## WHAT IS EXPECTED
In the listing below, locate the lines bearing the word "Dzieje". Copy every one of them.

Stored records
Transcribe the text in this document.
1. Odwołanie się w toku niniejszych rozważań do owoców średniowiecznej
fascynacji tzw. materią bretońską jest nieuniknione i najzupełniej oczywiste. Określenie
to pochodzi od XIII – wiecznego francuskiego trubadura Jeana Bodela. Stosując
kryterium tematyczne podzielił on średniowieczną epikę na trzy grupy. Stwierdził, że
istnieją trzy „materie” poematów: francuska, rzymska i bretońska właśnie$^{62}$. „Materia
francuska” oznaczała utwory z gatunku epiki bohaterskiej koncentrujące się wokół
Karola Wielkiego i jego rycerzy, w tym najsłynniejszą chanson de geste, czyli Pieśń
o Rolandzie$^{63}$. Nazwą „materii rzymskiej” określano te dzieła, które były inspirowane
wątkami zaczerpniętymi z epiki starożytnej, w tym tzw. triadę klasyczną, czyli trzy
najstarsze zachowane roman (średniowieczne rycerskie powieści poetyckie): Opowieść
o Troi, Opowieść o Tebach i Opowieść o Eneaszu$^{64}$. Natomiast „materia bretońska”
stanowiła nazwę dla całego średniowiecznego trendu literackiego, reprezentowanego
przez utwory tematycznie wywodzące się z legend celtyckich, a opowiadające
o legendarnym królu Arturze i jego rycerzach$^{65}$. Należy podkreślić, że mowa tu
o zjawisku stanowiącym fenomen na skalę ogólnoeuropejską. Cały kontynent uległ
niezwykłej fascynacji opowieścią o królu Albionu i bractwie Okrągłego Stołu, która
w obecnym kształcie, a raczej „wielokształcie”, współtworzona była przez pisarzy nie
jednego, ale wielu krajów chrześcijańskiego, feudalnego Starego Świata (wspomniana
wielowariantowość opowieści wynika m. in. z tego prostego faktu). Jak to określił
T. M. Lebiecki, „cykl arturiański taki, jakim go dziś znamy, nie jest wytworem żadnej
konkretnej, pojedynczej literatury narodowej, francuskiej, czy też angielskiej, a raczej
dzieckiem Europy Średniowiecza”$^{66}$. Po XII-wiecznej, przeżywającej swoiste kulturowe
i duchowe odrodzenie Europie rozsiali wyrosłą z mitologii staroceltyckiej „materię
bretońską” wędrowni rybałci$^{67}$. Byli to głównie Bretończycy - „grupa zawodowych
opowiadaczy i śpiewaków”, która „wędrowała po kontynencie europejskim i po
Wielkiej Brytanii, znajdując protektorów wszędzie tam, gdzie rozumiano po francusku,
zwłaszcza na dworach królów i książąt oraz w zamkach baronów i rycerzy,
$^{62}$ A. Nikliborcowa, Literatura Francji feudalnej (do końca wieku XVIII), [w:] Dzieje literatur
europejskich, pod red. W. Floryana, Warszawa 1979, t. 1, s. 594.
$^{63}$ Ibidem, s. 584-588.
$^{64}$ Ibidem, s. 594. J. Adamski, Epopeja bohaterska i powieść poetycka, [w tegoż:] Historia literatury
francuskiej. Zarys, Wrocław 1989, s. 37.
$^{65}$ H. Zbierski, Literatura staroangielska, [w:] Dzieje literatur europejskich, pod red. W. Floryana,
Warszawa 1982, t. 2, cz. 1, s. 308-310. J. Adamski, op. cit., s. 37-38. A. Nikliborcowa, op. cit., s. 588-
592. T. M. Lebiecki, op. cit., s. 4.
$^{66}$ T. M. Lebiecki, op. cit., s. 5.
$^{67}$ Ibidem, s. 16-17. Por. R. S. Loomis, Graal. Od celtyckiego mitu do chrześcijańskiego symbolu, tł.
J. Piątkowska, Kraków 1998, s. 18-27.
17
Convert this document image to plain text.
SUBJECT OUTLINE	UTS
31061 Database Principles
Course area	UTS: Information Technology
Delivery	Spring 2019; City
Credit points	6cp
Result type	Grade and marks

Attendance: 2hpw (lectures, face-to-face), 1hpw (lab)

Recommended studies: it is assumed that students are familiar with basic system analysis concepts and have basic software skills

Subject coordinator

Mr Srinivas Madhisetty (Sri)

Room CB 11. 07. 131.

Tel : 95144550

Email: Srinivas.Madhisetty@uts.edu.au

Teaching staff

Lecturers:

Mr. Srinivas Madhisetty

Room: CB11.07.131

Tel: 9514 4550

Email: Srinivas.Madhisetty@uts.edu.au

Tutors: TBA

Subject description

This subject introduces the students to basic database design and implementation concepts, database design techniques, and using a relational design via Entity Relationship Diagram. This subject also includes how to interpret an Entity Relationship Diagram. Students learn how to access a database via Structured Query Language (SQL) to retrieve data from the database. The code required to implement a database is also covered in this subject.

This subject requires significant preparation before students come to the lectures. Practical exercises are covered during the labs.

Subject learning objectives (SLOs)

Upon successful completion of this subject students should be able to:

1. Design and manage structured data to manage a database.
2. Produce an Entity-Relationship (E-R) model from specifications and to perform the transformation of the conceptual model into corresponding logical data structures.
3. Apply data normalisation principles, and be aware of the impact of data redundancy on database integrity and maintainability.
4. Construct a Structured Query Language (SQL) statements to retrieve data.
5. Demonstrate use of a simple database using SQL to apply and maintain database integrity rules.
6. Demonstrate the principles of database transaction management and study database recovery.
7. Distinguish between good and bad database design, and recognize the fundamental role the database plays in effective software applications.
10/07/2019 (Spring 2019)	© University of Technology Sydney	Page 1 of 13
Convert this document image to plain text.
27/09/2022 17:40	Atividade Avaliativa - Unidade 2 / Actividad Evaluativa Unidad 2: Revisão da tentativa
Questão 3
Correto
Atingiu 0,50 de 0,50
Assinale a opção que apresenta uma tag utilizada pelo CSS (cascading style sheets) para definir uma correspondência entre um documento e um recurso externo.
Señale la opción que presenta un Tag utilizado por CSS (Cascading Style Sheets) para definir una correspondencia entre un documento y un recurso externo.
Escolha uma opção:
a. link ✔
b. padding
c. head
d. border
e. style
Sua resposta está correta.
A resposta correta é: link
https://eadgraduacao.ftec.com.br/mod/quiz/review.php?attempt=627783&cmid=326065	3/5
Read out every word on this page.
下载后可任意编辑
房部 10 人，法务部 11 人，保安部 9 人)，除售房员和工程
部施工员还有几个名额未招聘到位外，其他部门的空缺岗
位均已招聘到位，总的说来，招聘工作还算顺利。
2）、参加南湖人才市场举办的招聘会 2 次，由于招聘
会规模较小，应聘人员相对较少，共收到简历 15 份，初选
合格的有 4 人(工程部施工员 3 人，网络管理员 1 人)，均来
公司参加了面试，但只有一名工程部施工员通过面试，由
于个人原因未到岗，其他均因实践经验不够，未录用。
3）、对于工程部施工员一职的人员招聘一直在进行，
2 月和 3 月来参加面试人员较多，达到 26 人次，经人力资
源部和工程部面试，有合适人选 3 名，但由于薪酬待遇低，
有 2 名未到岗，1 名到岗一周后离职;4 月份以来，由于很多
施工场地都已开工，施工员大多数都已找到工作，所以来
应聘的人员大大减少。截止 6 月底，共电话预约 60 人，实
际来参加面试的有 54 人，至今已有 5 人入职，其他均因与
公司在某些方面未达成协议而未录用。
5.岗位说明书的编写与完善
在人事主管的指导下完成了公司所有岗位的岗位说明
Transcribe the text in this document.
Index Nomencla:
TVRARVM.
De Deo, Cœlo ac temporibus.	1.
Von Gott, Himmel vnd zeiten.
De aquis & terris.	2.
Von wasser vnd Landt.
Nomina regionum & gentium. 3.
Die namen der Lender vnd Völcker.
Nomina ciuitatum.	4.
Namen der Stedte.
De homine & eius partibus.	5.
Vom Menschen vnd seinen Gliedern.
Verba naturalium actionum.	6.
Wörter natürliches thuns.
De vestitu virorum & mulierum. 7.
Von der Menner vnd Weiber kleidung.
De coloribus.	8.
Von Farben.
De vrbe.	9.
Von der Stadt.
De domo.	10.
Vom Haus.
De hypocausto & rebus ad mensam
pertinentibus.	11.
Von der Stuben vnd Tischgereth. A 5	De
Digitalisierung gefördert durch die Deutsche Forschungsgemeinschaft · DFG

## TASK SOLUTION
$^{62}$ A. Nikliborcowa, Literatura Francji feudalnej (do końca wieku XVIII), [w:] Dzieje literatur
$^{65}$ H. Zbierski, Literatura staroangielska, [w:] Dzieje literatur europejskich, pod red. W. Floryana,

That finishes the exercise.